● TASK TO COMPLETE:
Look for the word "xlabel" in the entries below, then copy every line that has it.

=======

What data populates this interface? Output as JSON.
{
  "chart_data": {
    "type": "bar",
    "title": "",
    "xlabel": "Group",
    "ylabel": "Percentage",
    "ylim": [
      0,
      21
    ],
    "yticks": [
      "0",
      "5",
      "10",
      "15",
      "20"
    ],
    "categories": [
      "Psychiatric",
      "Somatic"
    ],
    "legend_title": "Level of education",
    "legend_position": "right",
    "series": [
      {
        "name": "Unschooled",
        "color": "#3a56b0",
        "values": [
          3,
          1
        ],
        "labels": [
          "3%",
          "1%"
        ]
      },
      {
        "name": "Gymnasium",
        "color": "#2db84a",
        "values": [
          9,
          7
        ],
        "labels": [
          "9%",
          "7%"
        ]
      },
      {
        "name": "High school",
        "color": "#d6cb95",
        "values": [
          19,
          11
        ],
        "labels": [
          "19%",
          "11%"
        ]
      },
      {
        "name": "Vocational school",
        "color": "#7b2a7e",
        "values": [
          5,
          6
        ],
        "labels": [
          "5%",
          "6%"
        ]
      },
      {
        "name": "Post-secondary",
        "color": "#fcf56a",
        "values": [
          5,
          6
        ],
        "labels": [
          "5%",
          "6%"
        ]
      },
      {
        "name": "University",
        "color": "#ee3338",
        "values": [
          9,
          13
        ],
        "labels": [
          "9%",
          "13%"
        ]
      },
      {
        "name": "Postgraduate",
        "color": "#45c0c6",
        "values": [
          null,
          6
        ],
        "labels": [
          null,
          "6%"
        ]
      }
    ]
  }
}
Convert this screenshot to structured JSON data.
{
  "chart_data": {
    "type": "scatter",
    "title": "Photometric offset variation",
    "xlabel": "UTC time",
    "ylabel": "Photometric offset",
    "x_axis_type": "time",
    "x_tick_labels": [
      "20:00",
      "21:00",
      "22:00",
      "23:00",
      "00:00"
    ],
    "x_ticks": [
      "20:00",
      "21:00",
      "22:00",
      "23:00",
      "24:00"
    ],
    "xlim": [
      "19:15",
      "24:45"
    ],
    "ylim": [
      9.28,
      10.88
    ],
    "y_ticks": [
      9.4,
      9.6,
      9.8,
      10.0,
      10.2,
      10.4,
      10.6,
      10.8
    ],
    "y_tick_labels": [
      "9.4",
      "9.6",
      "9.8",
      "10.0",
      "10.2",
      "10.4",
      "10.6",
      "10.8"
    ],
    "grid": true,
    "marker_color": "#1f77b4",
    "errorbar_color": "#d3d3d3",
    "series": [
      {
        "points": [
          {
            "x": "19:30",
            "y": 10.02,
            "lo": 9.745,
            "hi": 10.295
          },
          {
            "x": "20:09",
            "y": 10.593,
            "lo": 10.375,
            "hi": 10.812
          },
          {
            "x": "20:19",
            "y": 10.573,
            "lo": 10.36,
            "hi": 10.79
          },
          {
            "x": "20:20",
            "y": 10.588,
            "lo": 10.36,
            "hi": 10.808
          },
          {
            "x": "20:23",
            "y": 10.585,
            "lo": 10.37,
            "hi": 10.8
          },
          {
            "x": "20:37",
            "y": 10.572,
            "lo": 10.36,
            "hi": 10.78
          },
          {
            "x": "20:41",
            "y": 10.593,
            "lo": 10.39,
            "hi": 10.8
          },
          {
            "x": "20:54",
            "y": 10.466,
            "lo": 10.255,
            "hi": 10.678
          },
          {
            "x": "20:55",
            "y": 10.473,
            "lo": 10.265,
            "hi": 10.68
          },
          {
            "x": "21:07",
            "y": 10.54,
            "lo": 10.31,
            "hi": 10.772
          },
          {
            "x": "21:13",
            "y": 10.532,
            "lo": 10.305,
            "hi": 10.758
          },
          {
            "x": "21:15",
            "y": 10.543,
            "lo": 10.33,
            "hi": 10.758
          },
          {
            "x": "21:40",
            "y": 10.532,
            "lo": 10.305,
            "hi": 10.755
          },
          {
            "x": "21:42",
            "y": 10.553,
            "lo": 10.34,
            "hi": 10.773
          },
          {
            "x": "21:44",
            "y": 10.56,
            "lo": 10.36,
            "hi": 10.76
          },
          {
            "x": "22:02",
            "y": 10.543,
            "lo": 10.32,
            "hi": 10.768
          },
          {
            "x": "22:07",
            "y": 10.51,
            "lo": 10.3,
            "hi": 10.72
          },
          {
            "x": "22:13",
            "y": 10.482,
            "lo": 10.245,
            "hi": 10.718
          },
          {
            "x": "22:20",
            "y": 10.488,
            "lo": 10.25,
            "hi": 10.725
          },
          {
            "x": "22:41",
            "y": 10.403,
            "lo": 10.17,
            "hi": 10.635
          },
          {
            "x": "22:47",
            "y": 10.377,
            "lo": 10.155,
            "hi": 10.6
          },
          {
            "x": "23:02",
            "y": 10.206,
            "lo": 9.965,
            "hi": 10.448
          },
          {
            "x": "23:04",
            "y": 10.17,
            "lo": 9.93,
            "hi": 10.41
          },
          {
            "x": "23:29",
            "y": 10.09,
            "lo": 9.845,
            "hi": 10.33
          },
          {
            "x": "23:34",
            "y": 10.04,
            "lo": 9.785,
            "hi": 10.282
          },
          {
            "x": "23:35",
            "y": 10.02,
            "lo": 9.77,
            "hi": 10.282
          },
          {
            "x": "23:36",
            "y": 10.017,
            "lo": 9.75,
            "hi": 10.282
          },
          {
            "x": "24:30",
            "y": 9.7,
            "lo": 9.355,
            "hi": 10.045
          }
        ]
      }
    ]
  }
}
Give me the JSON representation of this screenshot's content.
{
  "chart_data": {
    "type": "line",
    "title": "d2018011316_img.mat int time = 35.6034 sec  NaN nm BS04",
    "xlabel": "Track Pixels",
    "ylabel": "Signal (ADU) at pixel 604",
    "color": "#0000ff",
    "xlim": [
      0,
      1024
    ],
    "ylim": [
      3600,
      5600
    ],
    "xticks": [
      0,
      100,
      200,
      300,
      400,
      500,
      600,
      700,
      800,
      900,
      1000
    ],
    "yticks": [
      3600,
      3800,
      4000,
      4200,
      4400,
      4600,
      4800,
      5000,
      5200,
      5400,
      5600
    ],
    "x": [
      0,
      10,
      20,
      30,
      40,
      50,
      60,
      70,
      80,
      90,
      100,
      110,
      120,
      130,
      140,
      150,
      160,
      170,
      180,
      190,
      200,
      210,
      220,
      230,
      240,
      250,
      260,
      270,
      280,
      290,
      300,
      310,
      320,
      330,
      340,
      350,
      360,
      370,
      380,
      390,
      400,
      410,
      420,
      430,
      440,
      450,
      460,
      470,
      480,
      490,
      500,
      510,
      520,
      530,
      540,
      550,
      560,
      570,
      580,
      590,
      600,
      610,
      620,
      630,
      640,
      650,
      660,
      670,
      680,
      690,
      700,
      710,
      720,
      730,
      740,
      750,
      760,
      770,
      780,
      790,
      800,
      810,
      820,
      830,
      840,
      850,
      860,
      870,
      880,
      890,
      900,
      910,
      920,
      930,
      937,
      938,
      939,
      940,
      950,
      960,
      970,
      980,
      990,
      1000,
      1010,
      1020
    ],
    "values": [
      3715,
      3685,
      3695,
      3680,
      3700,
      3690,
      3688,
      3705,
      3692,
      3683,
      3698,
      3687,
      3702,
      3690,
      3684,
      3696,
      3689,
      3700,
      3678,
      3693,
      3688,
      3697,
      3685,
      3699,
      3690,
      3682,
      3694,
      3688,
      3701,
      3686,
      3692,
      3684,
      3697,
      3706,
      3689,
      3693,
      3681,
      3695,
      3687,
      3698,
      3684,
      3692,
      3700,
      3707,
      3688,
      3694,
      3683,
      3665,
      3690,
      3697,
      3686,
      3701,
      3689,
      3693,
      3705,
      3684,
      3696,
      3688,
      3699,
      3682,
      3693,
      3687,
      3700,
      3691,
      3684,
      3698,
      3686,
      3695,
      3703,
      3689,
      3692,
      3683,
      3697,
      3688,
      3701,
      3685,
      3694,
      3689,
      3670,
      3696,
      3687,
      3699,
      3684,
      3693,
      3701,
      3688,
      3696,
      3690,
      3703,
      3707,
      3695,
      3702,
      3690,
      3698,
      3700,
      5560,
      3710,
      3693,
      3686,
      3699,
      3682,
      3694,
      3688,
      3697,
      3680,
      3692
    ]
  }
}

=======

● EXERCISE ANSWER:
    "xlabel": "Group",
    "xlabel": "UTC time",
    "xlabel": "Track Pixels",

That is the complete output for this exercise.